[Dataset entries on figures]
#####
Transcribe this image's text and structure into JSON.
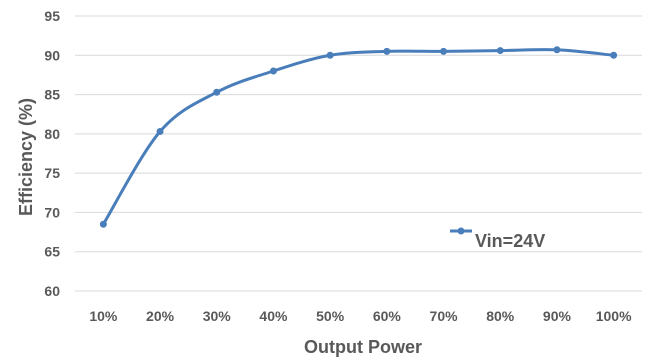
{
  "chart_data": {
    "type": "line",
    "title": "",
    "xlabel": "Output Power",
    "ylabel": "Efficiency (%)",
    "categories": [
      "10%",
      "20%",
      "30%",
      "40%",
      "50%",
      "60%",
      "70%",
      "80%",
      "90%",
      "100%"
    ],
    "series": [
      {
        "name": "Vin=24V",
        "values": [
          68.5,
          80.3,
          85.3,
          88.0,
          90.0,
          90.5,
          90.5,
          90.6,
          90.7,
          90.0
        ]
      }
    ],
    "ylim": [
      60,
      95
    ],
    "yticks": [
      60,
      65,
      70,
      75,
      80,
      85,
      90,
      95
    ],
    "grid": true,
    "legend_position": "lower-right",
    "line_style": "smooth-with-markers",
    "colors": {
      "series": "#4a7ebb",
      "grid": "#d9d9d9",
      "text": "#595959"
    }
  }
}
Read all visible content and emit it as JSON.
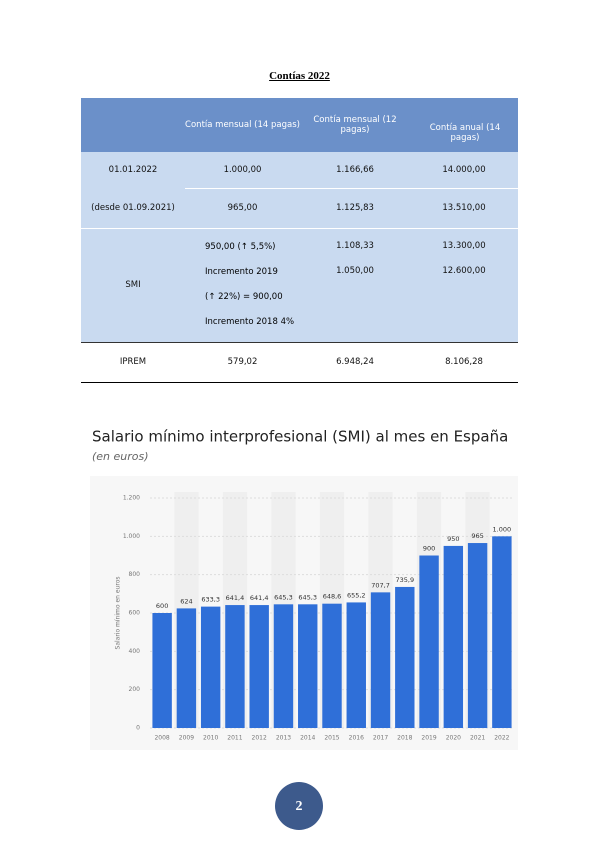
{
  "table": {
    "title": "Contías 2022",
    "header": [
      "Contía mensual (14 pagas)",
      "Contía mensual (12 pagas)",
      "Contía anual (14 pagas)"
    ],
    "rows": [
      [
        "01.01.2022",
        "1.000,00",
        "1.166,66",
        "14.000,00"
      ],
      [
        "(desde 01.09.2021)",
        "965,00",
        "1.125,83",
        "13.510,00"
      ]
    ],
    "smi": {
      "label": "SMI",
      "col1": [
        "950,00 (↑ 5,5%)",
        "Incremento 2019",
        "(↑ 22%) = 900,00",
        "Incremento 2018 4%"
      ],
      "col2": [
        "1.108,33",
        "1.050,00"
      ],
      "col3": [
        "13.300,00",
        "12.600,00"
      ]
    },
    "iprem": [
      "IPREM",
      "579,02",
      "6.948,24",
      "8.106,28"
    ]
  },
  "chart_data": {
    "type": "bar",
    "title": "Salario mínimo interprofesional (SMI) al mes en España",
    "subtitle": "(en euros)",
    "y_label": "Salario mínimo en euros",
    "categories": [
      "2008",
      "2009",
      "2010",
      "2011",
      "2012",
      "2013",
      "2014",
      "2015",
      "2016",
      "2017",
      "2018",
      "2019",
      "2020",
      "2021",
      "2022"
    ],
    "values": [
      600,
      624,
      633.3,
      641.4,
      641.4,
      645.3,
      645.3,
      648.6,
      655.2,
      707.7,
      735.9,
      900,
      950,
      965,
      1000
    ],
    "value_labels": [
      "600",
      "624",
      "633,3",
      "641,4",
      "641,4",
      "645,3",
      "645,3",
      "648,6",
      "655,2",
      "707,7",
      "735,9",
      "900",
      "950",
      "965",
      "1.000"
    ],
    "color": "#2f6fd8",
    "ylim": [
      0,
      1200
    ],
    "yticks": [
      0,
      200,
      400,
      600,
      800,
      {
        "value": 1000,
        "label": "1.000"
      },
      {
        "value": 1200,
        "label": "1.200"
      }
    ],
    "grid": true
  },
  "page_number": "2"
}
#####
§ **Aim**: Show all lines from the records above where the word "euros" occurs.

§ **Response**:
    "subtitle": "(en euros)",
    "y_label": "Salario mínimo en euros",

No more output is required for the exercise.